◆ Exercise objective
Below, find each line holding "xlabel" and state how many there are, using the number alone.

— START OF Listing —

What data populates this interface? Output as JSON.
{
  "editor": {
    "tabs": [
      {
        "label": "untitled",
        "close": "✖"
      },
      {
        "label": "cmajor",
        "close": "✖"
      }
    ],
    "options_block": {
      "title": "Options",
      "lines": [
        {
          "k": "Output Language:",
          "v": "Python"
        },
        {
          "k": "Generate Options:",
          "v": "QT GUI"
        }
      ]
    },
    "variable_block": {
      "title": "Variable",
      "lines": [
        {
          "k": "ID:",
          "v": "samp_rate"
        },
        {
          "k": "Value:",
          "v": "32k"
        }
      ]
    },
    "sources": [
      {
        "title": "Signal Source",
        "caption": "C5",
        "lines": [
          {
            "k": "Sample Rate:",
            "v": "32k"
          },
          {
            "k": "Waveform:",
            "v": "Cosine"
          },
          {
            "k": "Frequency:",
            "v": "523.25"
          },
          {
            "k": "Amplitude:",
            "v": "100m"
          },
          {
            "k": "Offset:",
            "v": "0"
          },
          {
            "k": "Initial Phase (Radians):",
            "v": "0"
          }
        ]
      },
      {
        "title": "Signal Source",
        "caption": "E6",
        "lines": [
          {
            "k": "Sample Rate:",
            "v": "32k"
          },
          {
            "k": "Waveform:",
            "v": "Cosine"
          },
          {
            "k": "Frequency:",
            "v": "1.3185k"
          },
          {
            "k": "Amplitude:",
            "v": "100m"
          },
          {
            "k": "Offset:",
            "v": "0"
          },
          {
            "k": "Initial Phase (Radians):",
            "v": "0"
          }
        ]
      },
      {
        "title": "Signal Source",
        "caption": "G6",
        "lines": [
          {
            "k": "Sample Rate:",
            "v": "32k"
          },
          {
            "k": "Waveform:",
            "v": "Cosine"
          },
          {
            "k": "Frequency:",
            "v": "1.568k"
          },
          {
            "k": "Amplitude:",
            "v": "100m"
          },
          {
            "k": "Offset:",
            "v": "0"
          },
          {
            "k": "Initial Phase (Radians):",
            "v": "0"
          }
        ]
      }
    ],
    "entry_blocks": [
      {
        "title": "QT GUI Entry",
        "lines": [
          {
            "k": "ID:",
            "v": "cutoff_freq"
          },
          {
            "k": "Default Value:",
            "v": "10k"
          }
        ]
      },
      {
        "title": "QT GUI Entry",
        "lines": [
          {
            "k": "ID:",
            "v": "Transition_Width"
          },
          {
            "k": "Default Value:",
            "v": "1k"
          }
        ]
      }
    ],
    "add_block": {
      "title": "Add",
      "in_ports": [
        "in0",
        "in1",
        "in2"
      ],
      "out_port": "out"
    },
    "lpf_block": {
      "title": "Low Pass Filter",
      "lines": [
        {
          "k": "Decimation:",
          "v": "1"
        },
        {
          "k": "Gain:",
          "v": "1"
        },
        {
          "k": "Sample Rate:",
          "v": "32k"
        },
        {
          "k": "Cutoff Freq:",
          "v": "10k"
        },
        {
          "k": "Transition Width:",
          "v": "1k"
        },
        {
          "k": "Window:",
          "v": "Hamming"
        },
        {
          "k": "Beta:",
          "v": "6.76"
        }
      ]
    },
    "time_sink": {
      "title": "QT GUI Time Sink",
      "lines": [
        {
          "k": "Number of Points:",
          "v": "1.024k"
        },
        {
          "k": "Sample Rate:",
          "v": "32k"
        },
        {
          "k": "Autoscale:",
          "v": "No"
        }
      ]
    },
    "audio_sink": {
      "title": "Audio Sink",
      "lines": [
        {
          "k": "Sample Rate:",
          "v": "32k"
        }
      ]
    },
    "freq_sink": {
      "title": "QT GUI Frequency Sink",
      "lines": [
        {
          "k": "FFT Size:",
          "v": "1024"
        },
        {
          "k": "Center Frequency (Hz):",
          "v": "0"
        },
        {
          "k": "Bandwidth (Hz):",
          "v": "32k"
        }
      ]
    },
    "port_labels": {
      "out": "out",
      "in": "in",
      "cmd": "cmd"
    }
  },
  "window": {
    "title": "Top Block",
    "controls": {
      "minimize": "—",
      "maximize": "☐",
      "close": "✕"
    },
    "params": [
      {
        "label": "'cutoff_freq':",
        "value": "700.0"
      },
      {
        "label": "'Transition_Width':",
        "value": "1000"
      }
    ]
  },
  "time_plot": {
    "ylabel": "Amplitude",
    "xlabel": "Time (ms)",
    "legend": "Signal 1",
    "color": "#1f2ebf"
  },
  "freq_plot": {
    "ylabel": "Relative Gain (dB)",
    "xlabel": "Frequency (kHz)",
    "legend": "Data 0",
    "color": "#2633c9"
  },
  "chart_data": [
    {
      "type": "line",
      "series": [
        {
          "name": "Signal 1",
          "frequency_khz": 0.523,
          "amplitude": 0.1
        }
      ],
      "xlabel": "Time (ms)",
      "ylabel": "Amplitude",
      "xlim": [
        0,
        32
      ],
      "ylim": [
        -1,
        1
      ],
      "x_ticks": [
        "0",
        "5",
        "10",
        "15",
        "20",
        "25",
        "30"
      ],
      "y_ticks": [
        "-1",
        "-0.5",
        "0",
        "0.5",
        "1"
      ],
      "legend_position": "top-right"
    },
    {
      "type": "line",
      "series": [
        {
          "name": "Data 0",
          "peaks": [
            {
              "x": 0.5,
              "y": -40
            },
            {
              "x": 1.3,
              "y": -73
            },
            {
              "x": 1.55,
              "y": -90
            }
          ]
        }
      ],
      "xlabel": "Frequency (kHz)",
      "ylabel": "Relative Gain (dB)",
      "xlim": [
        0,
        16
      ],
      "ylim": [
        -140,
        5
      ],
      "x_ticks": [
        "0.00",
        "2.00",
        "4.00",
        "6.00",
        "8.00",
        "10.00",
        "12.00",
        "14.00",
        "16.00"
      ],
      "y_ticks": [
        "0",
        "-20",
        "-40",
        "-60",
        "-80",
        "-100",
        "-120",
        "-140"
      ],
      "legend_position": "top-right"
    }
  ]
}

— END OF Listing —

◆ Answer in full
4